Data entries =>

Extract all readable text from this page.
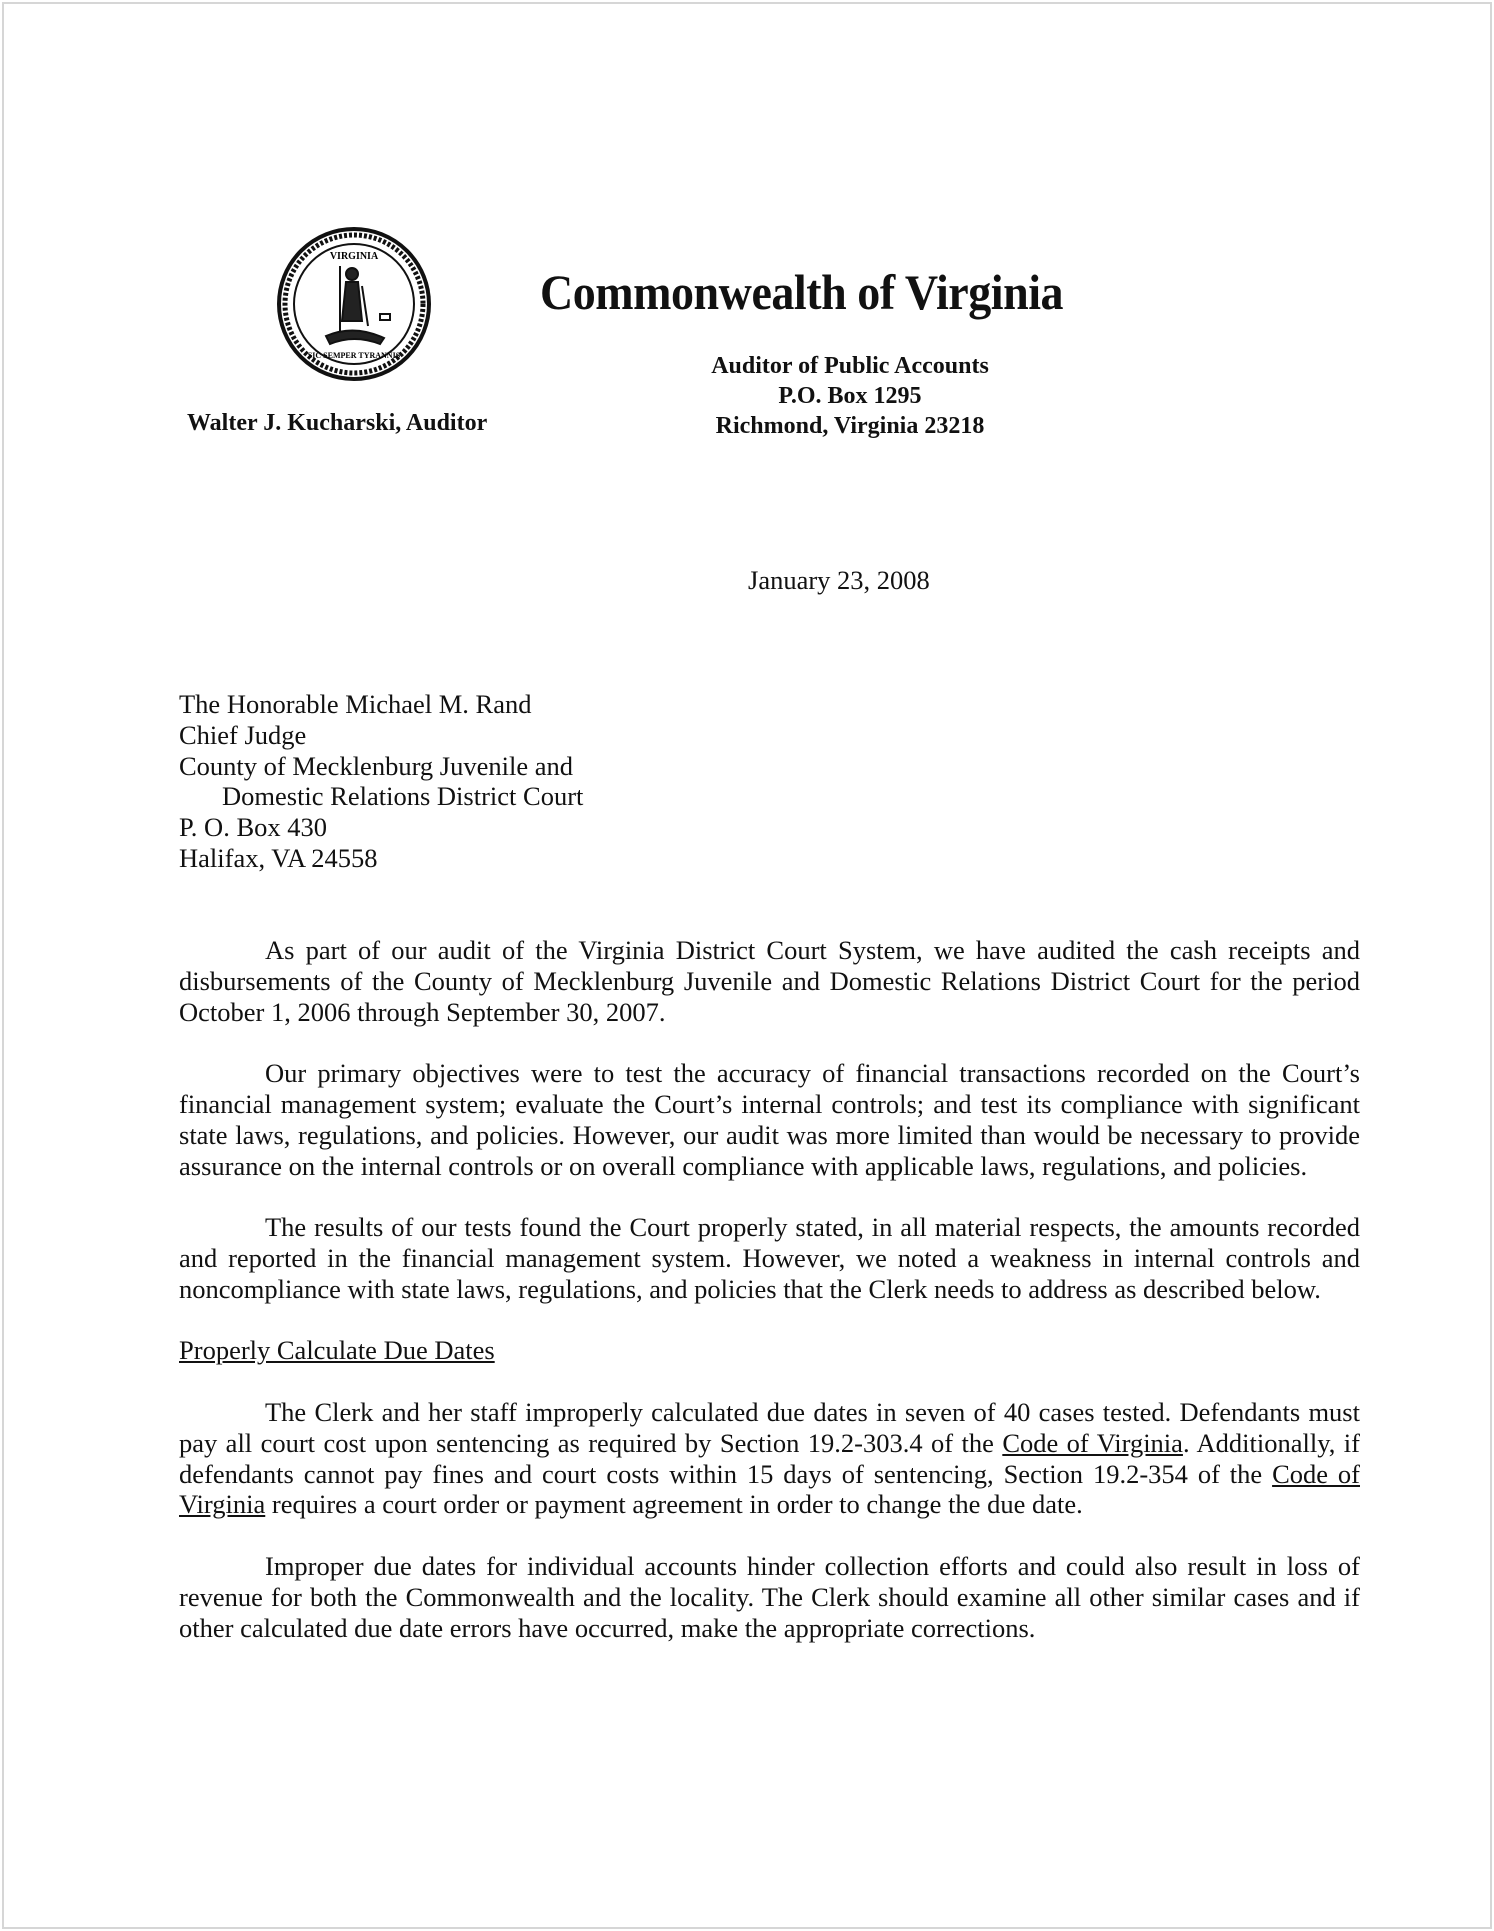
VIRGINIA
SIC SEMPER TYRANNIS
Commonwealth of Virginia
Walter J. Kucharski, Auditor
Auditor of Public Accounts
P.O. Box 1295
Richmond, Virginia 23218
January 23, 2008
The Honorable Michael M. Rand
Chief Judge
County of Mecklenburg Juvenile and
Domestic Relations District Court
P. O. Box 430
Halifax, VA 24558

As part of our audit of the Virginia District Court System, we have audited the cash receipts and disbursements of the County of Mecklenburg Juvenile and Domestic Relations District Court for the period October 1, 2006 through September 30, 2007.

Our primary objectives were to test the accuracy of financial transactions recorded on the Court’s financial management system; evaluate the Court’s internal controls; and test its compliance with significant state laws, regulations, and policies. However, our audit was more limited than would be necessary to provide assurance on the internal controls or on overall compliance with applicable laws, regulations, and policies.

The results of our tests found the Court properly stated, in all material respects, the amounts recorded and reported in the financial management system. However, we noted a weakness in internal controls and noncompliance with state laws, regulations, and policies that the Clerk needs to address as described below.

Properly Calculate Due Dates

The Clerk and her staff improperly calculated due dates in seven of 40 cases tested. Defendants must pay all court cost upon sentencing as required by Section 19.2-303.4 of the Code of Virginia. Additionally, if defendants cannot pay fines and court costs within 15 days of sentencing, Section 19.2-354 of the Code of Virginia requires a court order or payment agreement in order to change the due date.

Improper due dates for individual accounts hinder collection efforts and could also result in loss of revenue for both the Commonwealth and the locality. The Clerk should examine all other similar cases and if other calculated due date errors have occurred, make the appropriate corrections.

DIRECTIONS FOR THIS TASK =>
Search the entries for the string "Mecklenburg" and collect each line that has it.

RESULT =>
County of Mecklenburg Juvenile and
As part of our audit of the Virginia District Court System, we have audited the cash receipts and disbursements of the County of Mecklenburg Juvenile and Domestic Relations District Court for the period October 1, 2006 through September 30, 2007.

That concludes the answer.